[Passage given]

Begin

# Qualifying for Cypriot tax whilst retaining UK property



## anne lamplugh (Feb 5, 2009)

Like many others planning a retirement in Cyprus we own a house in the UK which we wish to rent out for a few years(5) until we are sure we have settled and also to cover the cost of rental in Cyprus. In addition we have a UK flat which we rent out for investment but do not want to sell at present because of the UK market. Will this mean that we will have to lose out on the better cypriot tax rates? For our first year in Cyprus my husband will have no income other than from the properties so would we be better putting them in his name only- I will have a UK pension ? Advice would be appreciated.Anne


----------



## BabsM (May 24, 2008)

Hi Anne, welcome to the forum. 

Your pension will probably be taxed over here. Bit if I have understood the rules correctly, the rental income will probably be subject to UK tax because it derives from the UK, whoever's name it is in. However, until you complete and submit the application for exemption from UK taxation under the double taxation treaty I would assume nothing since HMRC can be unpredictable!!!! It is possible that they will decide the pension can be taxed in Cyprus and the rental income in the UK!


----------



## anne lamplugh (Feb 5, 2009)

BabsM said:


> Hi Anne, welcome to the forum.
> 
> Your pension will probably be taxed over here. Bit if I have understood the rules correctly, the rental income will probably be subject to UK tax because it derives from the UK, whoever's name it is in. However, until you complete and submit the application for exemption from UK taxation under the double taxation treaty I would assume nothing since HMRC can be unpredictable!!!! It is possible that they will decide the pension can be taxed in Cyprus and the rental income in the UK!


Thanks Babs, sounds a bit suck it and see!


----------

End

[Dataset]
Begin

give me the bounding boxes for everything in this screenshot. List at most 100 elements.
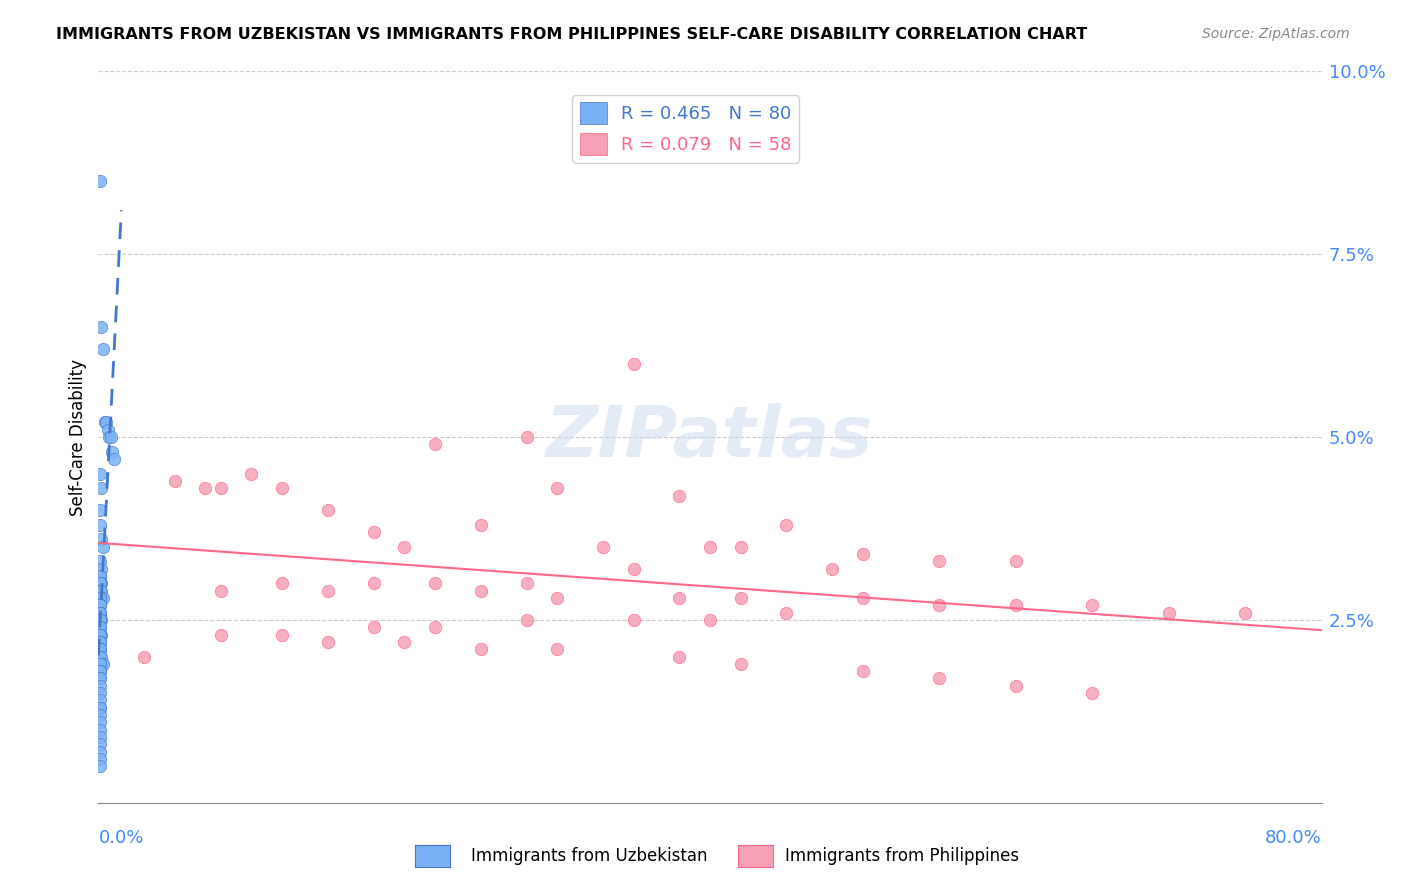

End
Begin

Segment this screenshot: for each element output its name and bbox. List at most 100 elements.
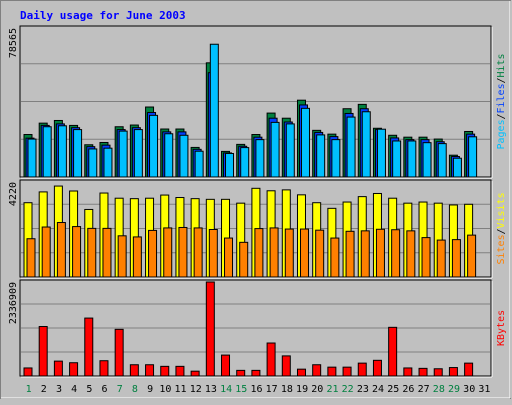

End

[Task details] Repeat the section of the Cypriot tax thread from "# Qualifying for" up to and including "(May 24, 2008)". Rely solely on the Cypriot tax thread.

[Expected output]
# Qualifying for Cypriot tax whilst retaining UK property



## anne lamplugh (Feb 5, 2009)

Like many others planning a retirement in Cyprus we own a house in the UK which we wish to rent out for a few years(5) until we are sure we have settled and also to cover the cost of rental in Cyprus. In addition we have a UK flat which we rent out for investment but do not want to sell at present because of the UK market. Will this mean that we will have to lose out on the better cypriot tax rates? For our first year in Cyprus my husband will have no income other than from the properties so would we be better putting them in his name only- I will have a UK pension ? Advice would be appreciated.Anne


----------



## BabsM (May 24, 2008)